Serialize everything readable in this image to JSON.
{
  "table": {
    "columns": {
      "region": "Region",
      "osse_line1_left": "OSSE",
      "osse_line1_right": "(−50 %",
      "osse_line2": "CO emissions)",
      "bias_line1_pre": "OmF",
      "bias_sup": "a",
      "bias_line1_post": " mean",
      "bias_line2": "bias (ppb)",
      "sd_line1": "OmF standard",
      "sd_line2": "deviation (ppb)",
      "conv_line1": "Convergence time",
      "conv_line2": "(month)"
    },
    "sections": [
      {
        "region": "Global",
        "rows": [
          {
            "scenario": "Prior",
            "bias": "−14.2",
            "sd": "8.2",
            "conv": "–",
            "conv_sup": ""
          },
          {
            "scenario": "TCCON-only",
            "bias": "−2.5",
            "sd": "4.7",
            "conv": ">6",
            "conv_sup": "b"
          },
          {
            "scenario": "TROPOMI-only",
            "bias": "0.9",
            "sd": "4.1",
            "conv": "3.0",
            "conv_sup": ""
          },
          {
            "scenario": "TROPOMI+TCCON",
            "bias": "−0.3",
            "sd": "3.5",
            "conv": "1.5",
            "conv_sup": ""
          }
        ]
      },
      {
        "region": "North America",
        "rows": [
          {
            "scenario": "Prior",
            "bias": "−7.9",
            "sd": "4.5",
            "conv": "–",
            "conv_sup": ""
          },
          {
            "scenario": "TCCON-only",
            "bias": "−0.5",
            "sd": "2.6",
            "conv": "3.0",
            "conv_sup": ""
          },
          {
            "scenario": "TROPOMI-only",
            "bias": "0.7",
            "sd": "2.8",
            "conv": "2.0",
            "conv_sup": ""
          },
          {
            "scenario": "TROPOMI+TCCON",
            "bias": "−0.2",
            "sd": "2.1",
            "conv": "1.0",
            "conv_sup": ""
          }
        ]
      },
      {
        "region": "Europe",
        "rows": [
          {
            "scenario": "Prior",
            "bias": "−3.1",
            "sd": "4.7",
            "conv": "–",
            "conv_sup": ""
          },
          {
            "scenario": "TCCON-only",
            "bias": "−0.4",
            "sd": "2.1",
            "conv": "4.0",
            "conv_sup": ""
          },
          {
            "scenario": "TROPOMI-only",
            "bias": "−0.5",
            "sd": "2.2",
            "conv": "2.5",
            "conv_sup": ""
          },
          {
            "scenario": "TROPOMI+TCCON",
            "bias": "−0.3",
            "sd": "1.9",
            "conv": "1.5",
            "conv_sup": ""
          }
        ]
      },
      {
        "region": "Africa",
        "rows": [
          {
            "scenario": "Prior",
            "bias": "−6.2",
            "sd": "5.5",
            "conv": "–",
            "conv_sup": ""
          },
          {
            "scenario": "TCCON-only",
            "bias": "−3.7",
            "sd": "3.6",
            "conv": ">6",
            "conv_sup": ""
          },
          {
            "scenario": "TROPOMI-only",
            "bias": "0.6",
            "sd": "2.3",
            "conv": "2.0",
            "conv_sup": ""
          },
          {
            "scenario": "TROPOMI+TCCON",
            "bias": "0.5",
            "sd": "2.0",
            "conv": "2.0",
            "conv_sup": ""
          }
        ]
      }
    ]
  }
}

# # # #

Using the listing above, reproduce each line without omission.

Correct response.
Serialize everything readable in this image to JSON.
{
  "table": {
    "columns": {
      "region": "Region",
      "osse_line1_left": "OSSE",
      "osse_line1_right": "(−50 %",
      "osse_line2": "CO emissions)",
      "bias_line1_pre": "OmF",
      "bias_sup": "a",
      "bias_line1_post": " mean",
      "bias_line2": "bias (ppb)",
      "sd_line1": "OmF standard",
      "sd_line2": "deviation (ppb)",
      "conv_line1": "Convergence time",
      "conv_line2": "(month)"
    },
    "sections": [
      {
        "region": "Global",
        "rows": [
          {
            "scenario": "Prior",
            "bias": "−14.2",
            "sd": "8.2",
            "conv": "–",
            "conv_sup": ""
          },
          {
            "scenario": "TCCON-only",
            "bias": "−2.5",
            "sd": "4.7",
            "conv": ">6",
            "conv_sup": "b"
          },
          {
            "scenario": "TROPOMI-only",
            "bias": "0.9",
            "sd": "4.1",
            "conv": "3.0",
            "conv_sup": ""
          },
          {
            "scenario": "TROPOMI+TCCON",
            "bias": "−0.3",
            "sd": "3.5",
            "conv": "1.5",
            "conv_sup": ""
          }
        ]
      },
      {
        "region": "North America",
        "rows": [
          {
            "scenario": "Prior",
            "bias": "−7.9",
            "sd": "4.5",
            "conv": "–",
            "conv_sup": ""
          },
          {
            "scenario": "TCCON-only",
            "bias": "−0.5",
            "sd": "2.6",
            "conv": "3.0",
            "conv_sup": ""
          },
          {
            "scenario": "TROPOMI-only",
            "bias": "0.7",
            "sd": "2.8",
            "conv": "2.0",
            "conv_sup": ""
          },
          {
            "scenario": "TROPOMI+TCCON",
            "bias": "−0.2",
            "sd": "2.1",
            "conv": "1.0",
            "conv_sup": ""
          }
        ]
      },
      {
        "region": "Europe",
        "rows": [
          {
            "scenario": "Prior",
            "bias": "−3.1",
            "sd": "4.7",
            "conv": "–",
            "conv_sup": ""
          },
          {
            "scenario": "TCCON-only",
            "bias": "−0.4",
            "sd": "2.1",
            "conv": "4.0",
            "conv_sup": ""
          },
          {
            "scenario": "TROPOMI-only",
            "bias": "−0.5",
            "sd": "2.2",
            "conv": "2.5",
            "conv_sup": ""
          },
          {
            "scenario": "TROPOMI+TCCON",
            "bias": "−0.3",
            "sd": "1.9",
            "conv": "1.5",
            "conv_sup": ""
          }
        ]
      },
      {
        "region": "Africa",
        "rows": [
          {
            "scenario": "Prior",
            "bias": "−6.2",
            "sd": "5.5",
            "conv": "–",
            "conv_sup": ""
          },
          {
            "scenario": "TCCON-only",
            "bias": "−3.7",
            "sd": "3.6",
            "conv": ">6",
            "conv_sup": ""
          },
          {
            "scenario": "TROPOMI-only",
            "bias": "0.6",
            "sd": "2.3",
            "conv": "2.0",
            "conv_sup": ""
          },
          {
            "scenario": "TROPOMI+TCCON",
            "bias": "0.5",
            "sd": "2.0",
            "conv": "2.0",
            "conv_sup": ""
          }
        ]
      }
    ]
  }
}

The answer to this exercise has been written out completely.